### INPUT FOR THIS TASK

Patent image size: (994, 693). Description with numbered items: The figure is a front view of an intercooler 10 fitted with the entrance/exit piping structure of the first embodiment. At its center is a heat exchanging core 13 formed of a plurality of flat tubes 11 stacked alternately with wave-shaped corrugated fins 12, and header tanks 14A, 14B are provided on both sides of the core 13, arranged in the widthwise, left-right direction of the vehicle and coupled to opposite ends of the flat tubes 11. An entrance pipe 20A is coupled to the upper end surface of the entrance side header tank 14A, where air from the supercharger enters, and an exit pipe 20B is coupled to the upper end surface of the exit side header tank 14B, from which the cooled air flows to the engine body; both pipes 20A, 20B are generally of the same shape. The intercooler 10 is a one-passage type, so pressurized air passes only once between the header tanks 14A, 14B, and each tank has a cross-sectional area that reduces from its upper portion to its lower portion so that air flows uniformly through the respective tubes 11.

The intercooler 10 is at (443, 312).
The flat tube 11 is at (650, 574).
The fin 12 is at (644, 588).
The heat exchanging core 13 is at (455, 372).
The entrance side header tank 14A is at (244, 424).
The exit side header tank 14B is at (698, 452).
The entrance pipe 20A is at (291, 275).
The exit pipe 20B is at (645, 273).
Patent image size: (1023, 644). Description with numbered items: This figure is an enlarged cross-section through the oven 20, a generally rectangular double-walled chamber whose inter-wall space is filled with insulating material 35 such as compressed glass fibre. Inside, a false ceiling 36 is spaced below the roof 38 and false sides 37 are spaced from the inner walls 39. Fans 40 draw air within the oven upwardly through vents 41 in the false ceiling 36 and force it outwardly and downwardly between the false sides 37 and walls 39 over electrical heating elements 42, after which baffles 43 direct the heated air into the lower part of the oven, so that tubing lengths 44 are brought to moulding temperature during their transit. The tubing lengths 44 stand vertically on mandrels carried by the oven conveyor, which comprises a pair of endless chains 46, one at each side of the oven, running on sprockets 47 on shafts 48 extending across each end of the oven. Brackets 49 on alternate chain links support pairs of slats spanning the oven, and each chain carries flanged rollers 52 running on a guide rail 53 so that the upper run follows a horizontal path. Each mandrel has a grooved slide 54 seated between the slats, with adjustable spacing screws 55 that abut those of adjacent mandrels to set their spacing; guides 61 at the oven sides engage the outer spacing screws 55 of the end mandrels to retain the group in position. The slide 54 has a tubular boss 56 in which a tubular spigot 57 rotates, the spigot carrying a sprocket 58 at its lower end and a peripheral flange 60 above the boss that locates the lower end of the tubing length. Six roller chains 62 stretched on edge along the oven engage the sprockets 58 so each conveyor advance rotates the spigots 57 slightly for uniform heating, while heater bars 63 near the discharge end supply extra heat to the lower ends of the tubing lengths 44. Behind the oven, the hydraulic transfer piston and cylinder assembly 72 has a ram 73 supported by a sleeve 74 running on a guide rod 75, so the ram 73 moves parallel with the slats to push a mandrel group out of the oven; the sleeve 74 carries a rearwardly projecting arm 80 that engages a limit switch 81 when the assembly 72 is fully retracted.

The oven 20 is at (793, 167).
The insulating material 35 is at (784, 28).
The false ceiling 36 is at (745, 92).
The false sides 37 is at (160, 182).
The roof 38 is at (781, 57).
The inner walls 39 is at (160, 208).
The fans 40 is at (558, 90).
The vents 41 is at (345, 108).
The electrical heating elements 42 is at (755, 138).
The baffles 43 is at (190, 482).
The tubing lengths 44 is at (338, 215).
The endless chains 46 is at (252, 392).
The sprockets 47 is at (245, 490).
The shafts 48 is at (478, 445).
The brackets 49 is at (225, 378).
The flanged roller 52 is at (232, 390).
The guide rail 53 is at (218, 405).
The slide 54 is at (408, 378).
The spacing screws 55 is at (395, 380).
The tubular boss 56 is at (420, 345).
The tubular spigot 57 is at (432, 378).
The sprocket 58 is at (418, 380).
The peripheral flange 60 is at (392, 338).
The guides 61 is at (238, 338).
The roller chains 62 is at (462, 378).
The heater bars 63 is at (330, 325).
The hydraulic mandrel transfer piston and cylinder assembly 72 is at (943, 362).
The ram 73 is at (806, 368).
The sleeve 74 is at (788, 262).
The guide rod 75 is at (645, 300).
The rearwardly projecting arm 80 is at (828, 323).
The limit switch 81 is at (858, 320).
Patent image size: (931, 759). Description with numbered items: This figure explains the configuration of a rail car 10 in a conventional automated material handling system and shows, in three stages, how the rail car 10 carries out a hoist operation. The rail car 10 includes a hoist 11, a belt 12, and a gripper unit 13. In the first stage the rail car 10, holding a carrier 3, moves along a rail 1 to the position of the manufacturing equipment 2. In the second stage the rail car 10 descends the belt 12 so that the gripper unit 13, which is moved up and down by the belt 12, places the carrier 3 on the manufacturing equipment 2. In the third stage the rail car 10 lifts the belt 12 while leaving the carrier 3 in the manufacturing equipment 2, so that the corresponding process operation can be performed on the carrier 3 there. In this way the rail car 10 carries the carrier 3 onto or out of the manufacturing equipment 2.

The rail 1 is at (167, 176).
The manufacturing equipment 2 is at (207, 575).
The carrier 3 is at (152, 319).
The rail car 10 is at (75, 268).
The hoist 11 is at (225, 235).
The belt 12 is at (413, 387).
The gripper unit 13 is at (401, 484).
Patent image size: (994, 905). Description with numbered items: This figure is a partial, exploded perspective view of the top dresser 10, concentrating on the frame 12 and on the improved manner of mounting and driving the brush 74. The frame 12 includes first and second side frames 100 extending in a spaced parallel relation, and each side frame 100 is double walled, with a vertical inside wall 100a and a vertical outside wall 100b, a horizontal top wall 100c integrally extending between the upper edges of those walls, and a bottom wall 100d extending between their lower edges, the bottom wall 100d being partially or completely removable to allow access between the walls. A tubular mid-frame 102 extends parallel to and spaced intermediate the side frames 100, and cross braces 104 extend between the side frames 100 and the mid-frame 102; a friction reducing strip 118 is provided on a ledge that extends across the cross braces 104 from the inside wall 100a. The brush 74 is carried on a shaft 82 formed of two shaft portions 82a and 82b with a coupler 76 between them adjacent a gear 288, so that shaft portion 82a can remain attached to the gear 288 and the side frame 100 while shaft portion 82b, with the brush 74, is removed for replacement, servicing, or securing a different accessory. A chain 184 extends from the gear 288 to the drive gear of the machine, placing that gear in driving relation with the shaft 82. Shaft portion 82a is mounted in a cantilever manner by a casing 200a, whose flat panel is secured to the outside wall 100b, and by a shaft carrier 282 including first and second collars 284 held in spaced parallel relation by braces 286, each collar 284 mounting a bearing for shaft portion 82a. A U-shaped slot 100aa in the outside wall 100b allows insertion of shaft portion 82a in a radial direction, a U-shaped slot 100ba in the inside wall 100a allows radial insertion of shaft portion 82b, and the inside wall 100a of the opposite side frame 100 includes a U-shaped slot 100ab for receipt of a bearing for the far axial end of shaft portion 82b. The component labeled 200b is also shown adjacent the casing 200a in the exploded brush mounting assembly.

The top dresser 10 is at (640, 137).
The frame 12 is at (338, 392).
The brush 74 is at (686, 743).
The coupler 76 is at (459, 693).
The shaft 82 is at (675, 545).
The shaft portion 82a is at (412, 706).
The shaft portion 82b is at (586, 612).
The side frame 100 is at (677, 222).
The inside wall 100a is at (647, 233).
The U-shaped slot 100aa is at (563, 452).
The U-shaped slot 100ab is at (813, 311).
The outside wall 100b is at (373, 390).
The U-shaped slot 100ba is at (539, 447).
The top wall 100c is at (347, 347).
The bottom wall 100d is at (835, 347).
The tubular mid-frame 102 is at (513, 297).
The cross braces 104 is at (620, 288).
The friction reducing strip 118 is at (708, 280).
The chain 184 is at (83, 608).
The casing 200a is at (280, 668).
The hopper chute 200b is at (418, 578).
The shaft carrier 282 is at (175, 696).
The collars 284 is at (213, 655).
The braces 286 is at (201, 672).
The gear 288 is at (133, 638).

### WRITTEN PROBLEM
Copy the lines from the first one down through the line containing "The exit pipe 20B is at (645, 273).", replacing "front view" with "frontal view" and keeping everything else the same.

### SOLUTION
Patent image size: (994, 693). Description with numbered items: The figure is a frontal view of an intercooler 10 fitted with the entrance/exit piping structure of the first embodiment. At its center is a heat exchanging core 13 formed of a plurality of flat tubes 11 stacked alternately with wave-shaped corrugated fins 12, and header tanks 14A, 14B are provided on both sides of the core 13, arranged in the widthwise, left-right direction of the vehicle and coupled to opposite ends of the flat tubes 11. An entrance pipe 20A is coupled to the upper end surface of the entrance side header tank 14A, where air from the supercharger enters, and an exit pipe 20B is coupled to the upper end surface of the exit side header tank 14B, from which the cooled air flows to the engine body; both pipes 20A, 20B are generally of the same shape. The intercooler 10 is a one-passage type, so pressurized air passes only once between the header tanks 14A, 14B, and each tank has a cross-sectional area that reduces from its upper portion to its lower portion so that air flows uniformly through the respective tubes 11.

The intercooler 10 is at (443, 312).
The flat tube 11 is at (650, 574).
The fin 12 is at (644, 588).
The heat exchanging core 13 is at (455, 372).
The entrance side header tank 14A is at (244, 424).
The exit side header tank 14B is at (698, 452).
The entrance pipe 20A is at (291, 275).
The exit pipe 20B is at (645, 273).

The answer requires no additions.